● **Exercise prompt**:
Your task is to copy every record exactly.

● **Records for this task**:
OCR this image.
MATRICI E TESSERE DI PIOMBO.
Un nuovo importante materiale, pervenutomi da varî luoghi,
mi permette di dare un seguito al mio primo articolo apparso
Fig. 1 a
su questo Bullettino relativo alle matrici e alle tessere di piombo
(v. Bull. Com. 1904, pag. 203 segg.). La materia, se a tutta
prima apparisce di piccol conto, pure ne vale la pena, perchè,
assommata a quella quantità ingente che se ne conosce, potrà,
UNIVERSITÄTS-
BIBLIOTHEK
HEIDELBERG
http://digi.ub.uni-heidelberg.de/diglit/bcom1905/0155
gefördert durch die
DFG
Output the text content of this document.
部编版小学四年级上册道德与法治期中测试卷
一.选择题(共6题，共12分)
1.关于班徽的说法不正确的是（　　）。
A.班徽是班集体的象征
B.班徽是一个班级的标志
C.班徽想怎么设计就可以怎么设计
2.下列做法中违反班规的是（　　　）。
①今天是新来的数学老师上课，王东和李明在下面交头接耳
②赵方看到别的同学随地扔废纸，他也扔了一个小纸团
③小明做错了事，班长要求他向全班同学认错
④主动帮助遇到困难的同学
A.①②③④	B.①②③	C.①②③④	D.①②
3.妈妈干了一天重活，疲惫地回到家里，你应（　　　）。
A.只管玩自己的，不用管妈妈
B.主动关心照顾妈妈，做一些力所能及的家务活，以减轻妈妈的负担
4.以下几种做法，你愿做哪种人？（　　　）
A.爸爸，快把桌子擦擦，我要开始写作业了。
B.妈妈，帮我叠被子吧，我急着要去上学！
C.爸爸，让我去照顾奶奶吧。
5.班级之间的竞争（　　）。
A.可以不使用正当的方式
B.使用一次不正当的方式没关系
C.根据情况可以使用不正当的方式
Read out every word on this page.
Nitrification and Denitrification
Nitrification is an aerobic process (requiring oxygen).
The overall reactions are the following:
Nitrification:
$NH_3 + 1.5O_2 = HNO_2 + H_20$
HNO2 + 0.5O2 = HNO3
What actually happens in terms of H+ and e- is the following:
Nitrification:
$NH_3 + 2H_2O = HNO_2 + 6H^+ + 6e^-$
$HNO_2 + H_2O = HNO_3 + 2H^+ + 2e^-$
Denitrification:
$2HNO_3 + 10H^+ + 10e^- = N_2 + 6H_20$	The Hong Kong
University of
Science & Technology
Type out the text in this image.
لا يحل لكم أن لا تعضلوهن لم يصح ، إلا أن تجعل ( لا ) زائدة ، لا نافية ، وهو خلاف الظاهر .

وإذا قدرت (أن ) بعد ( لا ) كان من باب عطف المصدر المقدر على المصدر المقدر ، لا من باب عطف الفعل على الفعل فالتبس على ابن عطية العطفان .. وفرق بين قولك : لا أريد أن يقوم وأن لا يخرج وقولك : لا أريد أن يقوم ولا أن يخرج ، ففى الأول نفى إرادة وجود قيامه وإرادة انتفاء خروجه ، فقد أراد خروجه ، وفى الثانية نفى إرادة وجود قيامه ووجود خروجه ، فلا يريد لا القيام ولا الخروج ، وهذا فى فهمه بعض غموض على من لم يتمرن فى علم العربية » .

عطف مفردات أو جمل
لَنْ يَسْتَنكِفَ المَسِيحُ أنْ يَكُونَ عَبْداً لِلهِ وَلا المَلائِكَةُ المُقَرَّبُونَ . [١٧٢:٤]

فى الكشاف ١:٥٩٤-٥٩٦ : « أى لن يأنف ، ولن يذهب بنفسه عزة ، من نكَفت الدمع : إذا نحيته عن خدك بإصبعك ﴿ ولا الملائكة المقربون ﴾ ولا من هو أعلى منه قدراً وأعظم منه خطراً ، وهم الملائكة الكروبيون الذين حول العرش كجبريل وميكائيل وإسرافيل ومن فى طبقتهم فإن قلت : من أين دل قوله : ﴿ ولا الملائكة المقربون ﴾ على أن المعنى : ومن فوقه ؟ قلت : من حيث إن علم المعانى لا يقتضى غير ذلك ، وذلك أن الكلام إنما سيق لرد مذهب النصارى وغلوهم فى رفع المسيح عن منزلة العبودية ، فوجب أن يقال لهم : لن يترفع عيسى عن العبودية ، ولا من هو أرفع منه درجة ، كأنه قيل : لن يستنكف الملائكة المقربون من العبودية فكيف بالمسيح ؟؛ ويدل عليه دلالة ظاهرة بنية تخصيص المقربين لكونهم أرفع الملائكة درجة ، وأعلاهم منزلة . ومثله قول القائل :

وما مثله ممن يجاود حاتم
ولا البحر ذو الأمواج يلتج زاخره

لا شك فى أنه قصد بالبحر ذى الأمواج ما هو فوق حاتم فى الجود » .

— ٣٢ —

● **Output**:
OCR this image.
MATRICI E TESSERE DI PIOMBO.
Un nuovo importante materiale, pervenutomi da varî luoghi,
mi permette di dare un seguito al mio primo articolo apparso
Fig. 1 a
su questo Bullettino relativo alle matrici e alle tessere di piombo
(v. Bull. Com. 1904, pag. 203 segg.). La materia, se a tutta
prima apparisce di piccol conto, pure ne vale la pena, perchè,
assommata a quella quantità ingente che se ne conosce, potrà,
UNIVERSITÄTS-
BIBLIOTHEK
HEIDELBERG
http://digi.ub.uni-heidelberg.de/diglit/bcom1905/0155
gefördert durch die
DFG
Output the text content of this document.
部编版小学四年级上册道德与法治期中测试卷
一.选择题(共6题，共12分)
1.关于班徽的说法不正确的是（　　）。
A.班徽是班集体的象征
B.班徽是一个班级的标志
C.班徽想怎么设计就可以怎么设计
2.下列做法中违反班规的是（　　　）。
①今天是新来的数学老师上课，王东和李明在下面交头接耳
②赵方看到别的同学随地扔废纸，他也扔了一个小纸团
③小明做错了事，班长要求他向全班同学认错
④主动帮助遇到困难的同学
A.①②③④	B.①②③	C.①②③④	D.①②
3.妈妈干了一天重活，疲惫地回到家里，你应（　　　）。
A.只管玩自己的，不用管妈妈
B.主动关心照顾妈妈，做一些力所能及的家务活，以减轻妈妈的负担
4.以下几种做法，你愿做哪种人？（　　　）
A.爸爸，快把桌子擦擦，我要开始写作业了。
B.妈妈，帮我叠被子吧，我急着要去上学！
C.爸爸，让我去照顾奶奶吧。
5.班级之间的竞争（　　）。
A.可以不使用正当的方式
B.使用一次不正当的方式没关系
C.根据情况可以使用不正当的方式
Read out every word on this page.
Nitrification and Denitrification
Nitrification is an aerobic process (requiring oxygen).
The overall reactions are the following:
Nitrification:
$NH_3 + 1.5O_2 = HNO_2 + H_20$
HNO2 + 0.5O2 = HNO3
What actually happens in terms of H+ and e- is the following:
Nitrification:
$NH_3 + 2H_2O = HNO_2 + 6H^+ + 6e^-$
$HNO_2 + H_2O = HNO_3 + 2H^+ + 2e^-$
Denitrification:
$2HNO_3 + 10H^+ + 10e^- = N_2 + 6H_20$	The Hong Kong
University of
Science & Technology
Type out the text in this image.
لا يحل لكم أن لا تعضلوهن لم يصح ، إلا أن تجعل ( لا ) زائدة ، لا نافية ، وهو خلاف الظاهر .

وإذا قدرت (أن ) بعد ( لا ) كان من باب عطف المصدر المقدر على المصدر المقدر ، لا من باب عطف الفعل على الفعل فالتبس على ابن عطية العطفان .. وفرق بين قولك : لا أريد أن يقوم وأن لا يخرج وقولك : لا أريد أن يقوم ولا أن يخرج ، ففى الأول نفى إرادة وجود قيامه وإرادة انتفاء خروجه ، فقد أراد خروجه ، وفى الثانية نفى إرادة وجود قيامه ووجود خروجه ، فلا يريد لا القيام ولا الخروج ، وهذا فى فهمه بعض غموض على من لم يتمرن فى علم العربية » .

عطف مفردات أو جمل
لَنْ يَسْتَنكِفَ المَسِيحُ أنْ يَكُونَ عَبْداً لِلهِ وَلا المَلائِكَةُ المُقَرَّبُونَ . [١٧٢:٤]

فى الكشاف ١:٥٩٤-٥٩٦ : « أى لن يأنف ، ولن يذهب بنفسه عزة ، من نكَفت الدمع : إذا نحيته عن خدك بإصبعك ﴿ ولا الملائكة المقربون ﴾ ولا من هو أعلى منه قدراً وأعظم منه خطراً ، وهم الملائكة الكروبيون الذين حول العرش كجبريل وميكائيل وإسرافيل ومن فى طبقتهم فإن قلت : من أين دل قوله : ﴿ ولا الملائكة المقربون ﴾ على أن المعنى : ومن فوقه ؟ قلت : من حيث إن علم المعانى لا يقتضى غير ذلك ، وذلك أن الكلام إنما سيق لرد مذهب النصارى وغلوهم فى رفع المسيح عن منزلة العبودية ، فوجب أن يقال لهم : لن يترفع عيسى عن العبودية ، ولا من هو أرفع منه درجة ، كأنه قيل : لن يستنكف الملائكة المقربون من العبودية فكيف بالمسيح ؟؛ ويدل عليه دلالة ظاهرة بنية تخصيص المقربين لكونهم أرفع الملائكة درجة ، وأعلاهم منزلة . ومثله قول القائل :

وما مثله ممن يجاود حاتم
ولا البحر ذو الأمواج يلتج زاخره

لا شك فى أنه قصد بالبحر ذى الأمواج ما هو فوق حاتم فى الجود » .

— ٣٢ —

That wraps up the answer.